EXERCISE OBJECTIVE
Retype the data below without altering anything.

RECORDS FOR THE EXERCISE
════

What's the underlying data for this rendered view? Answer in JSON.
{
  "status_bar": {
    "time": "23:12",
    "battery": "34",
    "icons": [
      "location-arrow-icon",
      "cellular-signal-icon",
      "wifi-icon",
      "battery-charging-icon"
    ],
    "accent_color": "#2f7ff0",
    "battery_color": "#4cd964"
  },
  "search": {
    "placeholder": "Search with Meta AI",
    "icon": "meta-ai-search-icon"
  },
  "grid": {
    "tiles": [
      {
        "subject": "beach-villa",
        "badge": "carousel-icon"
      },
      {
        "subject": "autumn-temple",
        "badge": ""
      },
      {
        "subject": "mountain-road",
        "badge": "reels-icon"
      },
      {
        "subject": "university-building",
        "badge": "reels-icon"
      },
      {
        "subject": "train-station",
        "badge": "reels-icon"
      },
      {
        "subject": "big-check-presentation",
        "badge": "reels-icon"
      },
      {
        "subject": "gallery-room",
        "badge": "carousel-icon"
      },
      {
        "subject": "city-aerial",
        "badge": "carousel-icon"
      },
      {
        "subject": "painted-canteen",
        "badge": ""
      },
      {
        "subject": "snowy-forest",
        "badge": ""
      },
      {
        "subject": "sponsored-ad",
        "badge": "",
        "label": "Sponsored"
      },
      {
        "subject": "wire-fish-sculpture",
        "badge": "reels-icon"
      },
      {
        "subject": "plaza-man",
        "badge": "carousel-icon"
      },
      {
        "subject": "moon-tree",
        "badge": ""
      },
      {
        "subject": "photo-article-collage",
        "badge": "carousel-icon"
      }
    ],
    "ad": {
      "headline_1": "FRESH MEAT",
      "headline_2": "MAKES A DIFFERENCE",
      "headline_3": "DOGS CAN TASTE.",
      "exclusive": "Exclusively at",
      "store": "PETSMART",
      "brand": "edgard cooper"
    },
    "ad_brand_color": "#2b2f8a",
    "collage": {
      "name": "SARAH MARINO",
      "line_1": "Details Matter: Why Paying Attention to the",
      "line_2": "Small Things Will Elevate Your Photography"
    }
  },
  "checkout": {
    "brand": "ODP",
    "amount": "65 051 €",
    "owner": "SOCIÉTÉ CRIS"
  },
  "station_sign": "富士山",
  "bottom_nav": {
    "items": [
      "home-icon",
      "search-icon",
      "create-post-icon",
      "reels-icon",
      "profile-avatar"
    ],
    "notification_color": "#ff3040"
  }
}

════

ANSWER FOR THIS EXERCISE
What's the underlying data for this rendered view? Answer in JSON.
{
  "status_bar": {
    "time": "23:12",
    "battery": "34",
    "icons": [
      "location-arrow-icon",
      "cellular-signal-icon",
      "wifi-icon",
      "battery-charging-icon"
    ],
    "accent_color": "#2f7ff0",
    "battery_color": "#4cd964"
  },
  "search": {
    "placeholder": "Search with Meta AI",
    "icon": "meta-ai-search-icon"
  },
  "grid": {
    "tiles": [
      {
        "subject": "beach-villa",
        "badge": "carousel-icon"
      },
      {
        "subject": "autumn-temple",
        "badge": ""
      },
      {
        "subject": "mountain-road",
        "badge": "reels-icon"
      },
      {
        "subject": "university-building",
        "badge": "reels-icon"
      },
      {
        "subject": "train-station",
        "badge": "reels-icon"
      },
      {
        "subject": "big-check-presentation",
        "badge": "reels-icon"
      },
      {
        "subject": "gallery-room",
        "badge": "carousel-icon"
      },
      {
        "subject": "city-aerial",
        "badge": "carousel-icon"
      },
      {
        "subject": "painted-canteen",
        "badge": ""
      },
      {
        "subject": "snowy-forest",
        "badge": ""
      },
      {
        "subject": "sponsored-ad",
        "badge": "",
        "label": "Sponsored"
      },
      {
        "subject": "wire-fish-sculpture",
        "badge": "reels-icon"
      },
      {
        "subject": "plaza-man",
        "badge": "carousel-icon"
      },
      {
        "subject": "moon-tree",
        "badge": ""
      },
      {
        "subject": "photo-article-collage",
        "badge": "carousel-icon"
      }
    ],
    "ad": {
      "headline_1": "FRESH MEAT",
      "headline_2": "MAKES A DIFFERENCE",
      "headline_3": "DOGS CAN TASTE.",
      "exclusive": "Exclusively at",
      "store": "PETSMART",
      "brand": "edgard cooper"
    },
    "ad_brand_color": "#2b2f8a",
    "collage": {
      "name": "SARAH MARINO",
      "line_1": "Details Matter: Why Paying Attention to the",
      "line_2": "Small Things Will Elevate Your Photography"
    }
  },
  "checkout": {
    "brand": "ODP",
    "amount": "65 051 €",
    "owner": "SOCIÉTÉ CRIS"
  },
  "station_sign": "富士山",
  "bottom_nav": {
    "items": [
      "home-icon",
      "search-icon",
      "create-post-icon",
      "reels-icon",
      "profile-avatar"
    ],
    "notification_color": "#ff3040"
  }
}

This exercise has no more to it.